EXERCISE DIRECTIONS
Select each line where the word "what" appears.

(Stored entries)
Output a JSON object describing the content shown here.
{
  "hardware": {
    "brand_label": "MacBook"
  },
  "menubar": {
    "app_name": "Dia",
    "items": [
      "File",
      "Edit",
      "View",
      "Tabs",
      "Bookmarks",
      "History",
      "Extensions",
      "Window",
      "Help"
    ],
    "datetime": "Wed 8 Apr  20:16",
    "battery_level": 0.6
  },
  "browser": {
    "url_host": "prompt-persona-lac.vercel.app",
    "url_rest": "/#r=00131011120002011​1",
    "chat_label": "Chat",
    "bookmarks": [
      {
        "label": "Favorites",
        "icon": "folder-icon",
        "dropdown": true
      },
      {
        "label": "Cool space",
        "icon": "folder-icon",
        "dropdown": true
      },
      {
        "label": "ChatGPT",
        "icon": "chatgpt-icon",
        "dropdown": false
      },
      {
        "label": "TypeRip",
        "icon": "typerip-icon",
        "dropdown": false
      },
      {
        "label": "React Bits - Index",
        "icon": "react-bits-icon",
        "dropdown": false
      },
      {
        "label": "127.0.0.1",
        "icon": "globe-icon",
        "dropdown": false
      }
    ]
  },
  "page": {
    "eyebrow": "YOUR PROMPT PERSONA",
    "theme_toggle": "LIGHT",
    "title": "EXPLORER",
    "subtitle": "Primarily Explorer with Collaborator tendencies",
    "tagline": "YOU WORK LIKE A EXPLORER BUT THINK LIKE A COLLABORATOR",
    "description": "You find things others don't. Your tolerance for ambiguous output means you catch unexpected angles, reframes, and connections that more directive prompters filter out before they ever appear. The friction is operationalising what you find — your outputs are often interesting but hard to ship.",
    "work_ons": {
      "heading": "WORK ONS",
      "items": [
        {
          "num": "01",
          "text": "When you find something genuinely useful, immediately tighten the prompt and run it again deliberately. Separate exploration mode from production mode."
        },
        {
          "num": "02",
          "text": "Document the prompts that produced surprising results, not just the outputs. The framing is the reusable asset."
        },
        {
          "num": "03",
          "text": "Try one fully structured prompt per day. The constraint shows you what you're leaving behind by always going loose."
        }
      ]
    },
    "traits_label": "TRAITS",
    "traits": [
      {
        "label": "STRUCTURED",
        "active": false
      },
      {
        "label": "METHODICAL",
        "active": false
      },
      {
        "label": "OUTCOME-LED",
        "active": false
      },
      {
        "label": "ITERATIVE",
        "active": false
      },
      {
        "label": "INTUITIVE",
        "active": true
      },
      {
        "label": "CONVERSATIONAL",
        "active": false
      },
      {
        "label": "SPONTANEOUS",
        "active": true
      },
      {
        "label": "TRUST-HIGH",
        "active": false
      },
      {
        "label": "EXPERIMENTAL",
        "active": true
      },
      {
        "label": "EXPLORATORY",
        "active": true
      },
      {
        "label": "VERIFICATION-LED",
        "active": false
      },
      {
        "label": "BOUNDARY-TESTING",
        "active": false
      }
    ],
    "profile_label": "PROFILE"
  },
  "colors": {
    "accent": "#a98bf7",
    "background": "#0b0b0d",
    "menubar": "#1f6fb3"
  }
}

RESULT OF THE EXERCISE
    "description": "You find things others don't. Your tolerance for ambiguous output means you catch unexpected angles, reframes, and connections that more directive prompters filter out before they ever appear. The friction is operationalising what you find — your outputs are often interesting but hard to ship.",
          "text": "Try one fully structured prompt per day. The constraint shows you what you're leaving behind by always going loose."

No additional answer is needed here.